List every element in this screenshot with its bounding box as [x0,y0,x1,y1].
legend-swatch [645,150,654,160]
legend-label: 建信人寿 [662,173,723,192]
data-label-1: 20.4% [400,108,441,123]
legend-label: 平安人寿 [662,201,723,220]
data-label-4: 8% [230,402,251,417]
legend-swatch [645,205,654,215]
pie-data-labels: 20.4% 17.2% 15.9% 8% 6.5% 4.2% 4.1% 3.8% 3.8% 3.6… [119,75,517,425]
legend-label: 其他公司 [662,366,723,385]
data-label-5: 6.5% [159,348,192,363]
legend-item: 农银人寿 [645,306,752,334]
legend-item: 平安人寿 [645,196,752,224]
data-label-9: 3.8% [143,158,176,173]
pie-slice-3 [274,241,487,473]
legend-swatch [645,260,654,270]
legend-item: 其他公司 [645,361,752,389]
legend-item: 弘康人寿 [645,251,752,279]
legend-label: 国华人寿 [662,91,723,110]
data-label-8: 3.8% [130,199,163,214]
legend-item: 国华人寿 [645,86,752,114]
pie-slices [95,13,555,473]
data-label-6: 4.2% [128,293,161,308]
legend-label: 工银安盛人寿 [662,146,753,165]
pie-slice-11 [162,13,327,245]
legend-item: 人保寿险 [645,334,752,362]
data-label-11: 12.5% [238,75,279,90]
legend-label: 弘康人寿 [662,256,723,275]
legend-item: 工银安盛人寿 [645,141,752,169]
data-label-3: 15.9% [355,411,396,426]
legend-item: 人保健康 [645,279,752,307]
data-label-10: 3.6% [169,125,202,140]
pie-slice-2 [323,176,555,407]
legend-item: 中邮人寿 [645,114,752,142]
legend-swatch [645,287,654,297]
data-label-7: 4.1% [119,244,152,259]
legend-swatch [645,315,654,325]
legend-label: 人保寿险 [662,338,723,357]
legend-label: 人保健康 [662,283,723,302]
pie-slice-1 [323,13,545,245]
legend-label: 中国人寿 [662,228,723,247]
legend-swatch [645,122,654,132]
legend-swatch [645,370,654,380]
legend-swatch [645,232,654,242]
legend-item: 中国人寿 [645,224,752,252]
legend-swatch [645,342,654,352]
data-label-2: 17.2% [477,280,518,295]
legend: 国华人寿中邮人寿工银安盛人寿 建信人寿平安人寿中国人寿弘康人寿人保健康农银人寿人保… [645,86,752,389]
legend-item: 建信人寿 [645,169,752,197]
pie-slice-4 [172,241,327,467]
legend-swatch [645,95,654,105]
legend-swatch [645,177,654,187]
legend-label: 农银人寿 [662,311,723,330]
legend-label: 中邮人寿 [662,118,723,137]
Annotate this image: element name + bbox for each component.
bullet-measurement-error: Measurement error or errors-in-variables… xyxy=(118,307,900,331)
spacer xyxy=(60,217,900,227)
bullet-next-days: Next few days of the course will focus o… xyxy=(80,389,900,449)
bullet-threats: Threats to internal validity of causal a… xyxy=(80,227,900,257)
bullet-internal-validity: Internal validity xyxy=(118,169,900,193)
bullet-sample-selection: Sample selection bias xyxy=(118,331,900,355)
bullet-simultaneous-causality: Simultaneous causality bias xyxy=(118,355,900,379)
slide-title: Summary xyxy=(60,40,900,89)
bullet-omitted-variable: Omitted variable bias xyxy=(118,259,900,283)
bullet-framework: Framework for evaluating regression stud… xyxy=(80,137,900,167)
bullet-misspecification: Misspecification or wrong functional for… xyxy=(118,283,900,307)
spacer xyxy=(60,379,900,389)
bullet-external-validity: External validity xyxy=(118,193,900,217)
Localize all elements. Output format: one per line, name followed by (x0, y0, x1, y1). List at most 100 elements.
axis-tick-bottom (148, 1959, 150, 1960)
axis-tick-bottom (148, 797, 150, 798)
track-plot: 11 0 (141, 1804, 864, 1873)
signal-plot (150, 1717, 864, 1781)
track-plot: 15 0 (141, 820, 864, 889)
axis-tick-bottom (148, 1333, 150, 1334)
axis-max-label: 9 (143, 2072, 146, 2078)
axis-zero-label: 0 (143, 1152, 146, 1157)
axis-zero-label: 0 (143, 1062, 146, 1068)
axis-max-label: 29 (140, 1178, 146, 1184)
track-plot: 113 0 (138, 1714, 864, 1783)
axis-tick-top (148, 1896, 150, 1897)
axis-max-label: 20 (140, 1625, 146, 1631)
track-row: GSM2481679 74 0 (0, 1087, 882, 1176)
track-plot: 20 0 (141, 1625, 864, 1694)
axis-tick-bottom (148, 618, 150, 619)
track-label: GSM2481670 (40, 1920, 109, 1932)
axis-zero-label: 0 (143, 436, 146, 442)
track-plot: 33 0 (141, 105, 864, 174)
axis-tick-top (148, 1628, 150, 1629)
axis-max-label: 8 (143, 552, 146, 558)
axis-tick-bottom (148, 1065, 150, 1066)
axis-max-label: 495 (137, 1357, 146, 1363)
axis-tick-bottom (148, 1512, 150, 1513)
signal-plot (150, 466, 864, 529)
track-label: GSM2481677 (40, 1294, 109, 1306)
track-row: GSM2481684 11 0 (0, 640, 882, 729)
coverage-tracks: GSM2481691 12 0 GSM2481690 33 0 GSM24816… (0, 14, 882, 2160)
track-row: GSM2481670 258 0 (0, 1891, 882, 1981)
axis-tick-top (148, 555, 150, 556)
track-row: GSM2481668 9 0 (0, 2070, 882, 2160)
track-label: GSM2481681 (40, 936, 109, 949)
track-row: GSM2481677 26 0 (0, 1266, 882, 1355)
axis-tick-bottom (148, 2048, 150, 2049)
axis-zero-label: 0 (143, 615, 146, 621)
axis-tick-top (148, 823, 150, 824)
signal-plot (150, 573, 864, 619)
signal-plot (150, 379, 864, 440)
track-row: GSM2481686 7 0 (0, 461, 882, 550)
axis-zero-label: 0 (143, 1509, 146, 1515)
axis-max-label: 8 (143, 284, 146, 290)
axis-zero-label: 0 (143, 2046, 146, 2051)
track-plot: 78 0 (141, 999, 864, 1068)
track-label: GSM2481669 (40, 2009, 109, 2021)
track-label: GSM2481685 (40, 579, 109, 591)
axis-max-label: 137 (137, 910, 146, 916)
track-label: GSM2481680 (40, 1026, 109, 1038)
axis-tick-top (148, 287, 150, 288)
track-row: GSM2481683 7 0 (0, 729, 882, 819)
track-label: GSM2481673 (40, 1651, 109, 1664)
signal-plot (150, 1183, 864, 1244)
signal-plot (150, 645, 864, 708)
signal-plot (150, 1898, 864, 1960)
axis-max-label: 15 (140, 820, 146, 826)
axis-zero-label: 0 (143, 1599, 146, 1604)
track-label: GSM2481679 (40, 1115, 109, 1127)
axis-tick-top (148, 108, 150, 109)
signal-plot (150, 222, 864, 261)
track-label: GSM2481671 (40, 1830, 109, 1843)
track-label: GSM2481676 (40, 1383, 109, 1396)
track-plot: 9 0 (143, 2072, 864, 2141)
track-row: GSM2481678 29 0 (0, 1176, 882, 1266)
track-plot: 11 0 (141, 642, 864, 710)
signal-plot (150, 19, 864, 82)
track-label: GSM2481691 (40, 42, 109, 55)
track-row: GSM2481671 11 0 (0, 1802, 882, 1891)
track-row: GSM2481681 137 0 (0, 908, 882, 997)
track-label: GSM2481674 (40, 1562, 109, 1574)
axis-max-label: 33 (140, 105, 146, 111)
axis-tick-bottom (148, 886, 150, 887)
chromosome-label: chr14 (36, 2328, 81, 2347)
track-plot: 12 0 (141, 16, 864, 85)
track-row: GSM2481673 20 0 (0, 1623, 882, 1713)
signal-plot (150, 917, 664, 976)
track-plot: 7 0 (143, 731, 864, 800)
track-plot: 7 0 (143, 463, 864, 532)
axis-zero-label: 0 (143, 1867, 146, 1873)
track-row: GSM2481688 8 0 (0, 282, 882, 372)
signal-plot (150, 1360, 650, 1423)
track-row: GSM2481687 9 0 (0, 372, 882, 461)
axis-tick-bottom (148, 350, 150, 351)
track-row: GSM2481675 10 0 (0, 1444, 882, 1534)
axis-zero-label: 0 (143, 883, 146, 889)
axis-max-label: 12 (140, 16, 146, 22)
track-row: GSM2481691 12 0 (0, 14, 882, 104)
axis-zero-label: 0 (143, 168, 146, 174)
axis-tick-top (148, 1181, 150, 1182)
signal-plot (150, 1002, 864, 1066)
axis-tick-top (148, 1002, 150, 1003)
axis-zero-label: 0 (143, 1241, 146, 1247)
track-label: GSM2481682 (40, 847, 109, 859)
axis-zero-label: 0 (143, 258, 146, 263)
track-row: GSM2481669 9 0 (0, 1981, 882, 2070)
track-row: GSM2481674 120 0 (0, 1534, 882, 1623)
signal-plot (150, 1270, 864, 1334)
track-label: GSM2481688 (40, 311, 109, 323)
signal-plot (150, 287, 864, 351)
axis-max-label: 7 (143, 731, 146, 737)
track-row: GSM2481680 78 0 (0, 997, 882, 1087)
----
__PROBLEM TO WORK ON__. Repeat the lines verbatim, from the first line of the records through the line containing "pie-slices [95,13,555,473]", with both ends included.

__WORKED ANSWER__.
List every element in this screenshot with its bounding box as [x0,y0,x1,y1].
legend-swatch [645,150,654,160]
legend-label: 建信人寿 [662,173,723,192]
data-label-1: 20.4% [400,108,441,123]
legend-label: 平安人寿 [662,201,723,220]
data-label-4: 8% [230,402,251,417]
legend-swatch [645,205,654,215]
pie-data-labels: 20.4% 17.2% 15.9% 8% 6.5% 4.2% 4.1% 3.8% 3.8% 3.6… [119,75,517,425]
legend-label: 其他公司 [662,366,723,385]
data-label-5: 6.5% [159,348,192,363]
legend-item: 农银人寿 [645,306,752,334]
legend-item: 平安人寿 [645,196,752,224]
data-label-9: 3.8% [143,158,176,173]
pie-slice-3 [274,241,487,473]
legend-swatch [645,260,654,270]
legend-item: 其他公司 [645,361,752,389]
legend-item: 弘康人寿 [645,251,752,279]
legend-label: 国华人寿 [662,91,723,110]
data-label-8: 3.8% [130,199,163,214]
legend-item: 国华人寿 [645,86,752,114]
pie-slices [95,13,555,473]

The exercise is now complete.